Some records
-------
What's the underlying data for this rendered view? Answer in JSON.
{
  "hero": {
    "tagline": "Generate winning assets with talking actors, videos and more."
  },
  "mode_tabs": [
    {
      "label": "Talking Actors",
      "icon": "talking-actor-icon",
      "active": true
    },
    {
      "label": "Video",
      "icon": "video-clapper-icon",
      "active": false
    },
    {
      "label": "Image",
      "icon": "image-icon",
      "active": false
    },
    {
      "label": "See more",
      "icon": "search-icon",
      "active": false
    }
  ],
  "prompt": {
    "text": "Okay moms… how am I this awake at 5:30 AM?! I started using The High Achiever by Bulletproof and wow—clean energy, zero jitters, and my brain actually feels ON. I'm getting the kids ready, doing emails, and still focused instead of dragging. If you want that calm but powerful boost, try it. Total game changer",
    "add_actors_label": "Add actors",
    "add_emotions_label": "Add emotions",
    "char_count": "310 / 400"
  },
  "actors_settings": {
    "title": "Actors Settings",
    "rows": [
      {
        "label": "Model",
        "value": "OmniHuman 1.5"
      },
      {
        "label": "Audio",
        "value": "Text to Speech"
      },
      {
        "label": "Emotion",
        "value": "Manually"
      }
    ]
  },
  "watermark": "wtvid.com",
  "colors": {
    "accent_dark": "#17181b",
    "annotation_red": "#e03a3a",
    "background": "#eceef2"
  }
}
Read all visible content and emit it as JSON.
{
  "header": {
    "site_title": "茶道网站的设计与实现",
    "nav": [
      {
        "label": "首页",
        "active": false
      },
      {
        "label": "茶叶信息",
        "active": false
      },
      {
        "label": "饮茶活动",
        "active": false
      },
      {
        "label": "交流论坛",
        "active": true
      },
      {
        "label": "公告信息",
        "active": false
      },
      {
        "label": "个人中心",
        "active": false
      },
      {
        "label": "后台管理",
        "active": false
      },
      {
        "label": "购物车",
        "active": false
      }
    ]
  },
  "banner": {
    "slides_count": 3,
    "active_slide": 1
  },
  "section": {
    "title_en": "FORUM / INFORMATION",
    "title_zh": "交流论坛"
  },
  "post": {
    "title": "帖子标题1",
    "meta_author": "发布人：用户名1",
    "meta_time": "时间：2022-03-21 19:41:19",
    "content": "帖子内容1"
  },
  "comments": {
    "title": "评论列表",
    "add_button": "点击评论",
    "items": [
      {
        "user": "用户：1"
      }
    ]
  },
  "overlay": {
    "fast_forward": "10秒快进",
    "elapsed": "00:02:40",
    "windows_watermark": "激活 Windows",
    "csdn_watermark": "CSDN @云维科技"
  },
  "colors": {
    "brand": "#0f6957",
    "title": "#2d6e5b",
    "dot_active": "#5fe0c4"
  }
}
-------
Filter out all lines lacking the word "JSON" and copy the rest.

FINAL RESULT:
What's the underlying data for this rendered view? Answer in JSON.
Read all visible content and emit it as JSON.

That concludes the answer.